== Data excerpts

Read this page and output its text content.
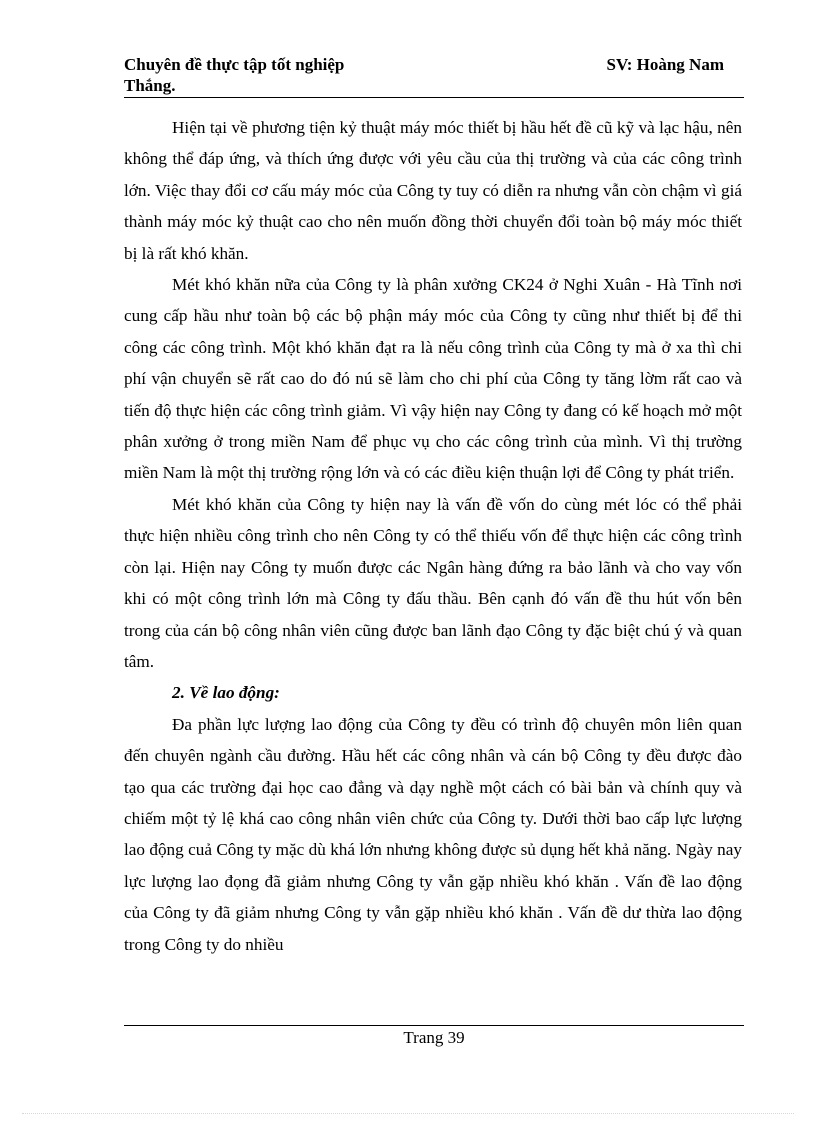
Chuyên đề thực tập tốt nghiệp	SV: Hoàng Nam
Thắng.

Hiện tại về phương tiện kỷ thuật máy móc thiết bị hầu hết đề cũ kỹ và lạc hậu, nên không thể đáp ứng, và thích ứng được với yêu cầu của thị trường và của các công trình lớn. Việc thay đổi cơ cấu máy móc của Công ty tuy có diễn ra nhưng vẫn còn chậm vì giá thành máy móc kỷ thuật cao cho nên muốn đồng thời chuyển đổi toàn bộ máy móc thiết bị là rất khó khăn.

Mét khó khăn nữa của Công ty là phân xưởng CK24 ở Nghi Xuân - Hà Tĩnh nơi cung cấp hầu như toàn bộ các bộ phận máy móc của Công ty cũng như thiết bị để thi công các công trình. Một khó khăn đạt ra là nếu công trình của Công ty mà ở xa thì chi phí vận chuyển sẽ rất cao do đó nú sẽ làm cho chi phí của Công ty tăng lờm rất cao và tiến độ thực hiện các công trình giảm. Vì vậy hiện nay Công ty đang có kế hoạch mở một phân xưởng ở trong miền Nam để phục vụ cho các công trình của mình. Vì thị trường miền Nam là một thị trường rộng lớn và có các điều kiện thuận lợi để Công ty phát triển.

Mét khó khăn của Công ty hiện nay là vấn đề vốn do cùng mét lóc có thể phải thực hiện nhiều công trình cho nên Công ty có thể thiếu vốn để thực hiện các công trình còn lại. Hiện nay Công ty muốn được các Ngân hàng đứng ra bảo lãnh và cho vay vốn khi có một công trình lớn mà Công ty đấu thầu. Bên cạnh đó vấn đề thu hút vốn bên trong của cán bộ công nhân viên cũng được ban lãnh đạo Công ty đặc biệt chú ý và quan tâm.

2. Về lao động:

Đa phần lực lượng lao động của Công ty đều có trình độ chuyên môn liên quan đến chuyên ngành cầu đường. Hầu hết các công nhân và cán bộ Công ty đều được đào tạo qua các trường đại học cao đẳng và dạy nghề một cách có bài bản và chính quy và chiếm một tỷ lệ khá cao công nhân viên chức của Công ty. Dưới thời bao cấp lực lượng lao động cuả Công ty mặc dù khá lớn nhưng không được sủ dụng hết khả năng. Ngày nay lực lượng lao đọng đã giảm nhưng Công ty vẫn gặp nhiều khó khăn . Vấn đề lao động của Công ty đã giảm nhưng Công ty vẫn gặp nhiều khó khăn . Vấn đề dư thừa lao động trong Công ty do nhiều

Trang 39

====

▶ [What to do]: Give the entries again without a single change, but with no pictures.

▶ [The result]:
Read this page and output its text content.
Chuyên đề thực tập tốt nghiệp	SV: Hoàng Nam
Thắng.

Hiện tại về phương tiện kỷ thuật máy móc thiết bị hầu hết đề cũ kỹ và lạc hậu, nên không thể đáp ứng, và thích ứng được với yêu cầu của thị trường và của các công trình lớn. Việc thay đổi cơ cấu máy móc của Công ty tuy có diễn ra nhưng vẫn còn chậm vì giá thành máy móc kỷ thuật cao cho nên muốn đồng thời chuyển đổi toàn bộ máy móc thiết bị là rất khó khăn.

Mét khó khăn nữa của Công ty là phân xưởng CK24 ở Nghi Xuân - Hà Tĩnh nơi cung cấp hầu như toàn bộ các bộ phận máy móc của Công ty cũng như thiết bị để thi công các công trình. Một khó khăn đạt ra là nếu công trình của Công ty mà ở xa thì chi phí vận chuyển sẽ rất cao do đó nú sẽ làm cho chi phí của Công ty tăng lờm rất cao và tiến độ thực hiện các công trình giảm. Vì vậy hiện nay Công ty đang có kế hoạch mở một phân xưởng ở trong miền Nam để phục vụ cho các công trình của mình. Vì thị trường miền Nam là một thị trường rộng lớn và có các điều kiện thuận lợi để Công ty phát triển.

Mét khó khăn của Công ty hiện nay là vấn đề vốn do cùng mét lóc có thể phải thực hiện nhiều công trình cho nên Công ty có thể thiếu vốn để thực hiện các công trình còn lại. Hiện nay Công ty muốn được các Ngân hàng đứng ra bảo lãnh và cho vay vốn khi có một công trình lớn mà Công ty đấu thầu. Bên cạnh đó vấn đề thu hút vốn bên trong của cán bộ công nhân viên cũng được ban lãnh đạo Công ty đặc biệt chú ý và quan tâm.

2. Về lao động:

Đa phần lực lượng lao động của Công ty đều có trình độ chuyên môn liên quan đến chuyên ngành cầu đường. Hầu hết các công nhân và cán bộ Công ty đều được đào tạo qua các trường đại học cao đẳng và dạy nghề một cách có bài bản và chính quy và chiếm một tỷ lệ khá cao công nhân viên chức của Công ty. Dưới thời bao cấp lực lượng lao động cuả Công ty mặc dù khá lớn nhưng không được sủ dụng hết khả năng. Ngày nay lực lượng lao đọng đã giảm nhưng Công ty vẫn gặp nhiều khó khăn . Vấn đề lao động của Công ty đã giảm nhưng Công ty vẫn gặp nhiều khó khăn . Vấn đề dư thừa lao động trong Công ty do nhiều

Trang 39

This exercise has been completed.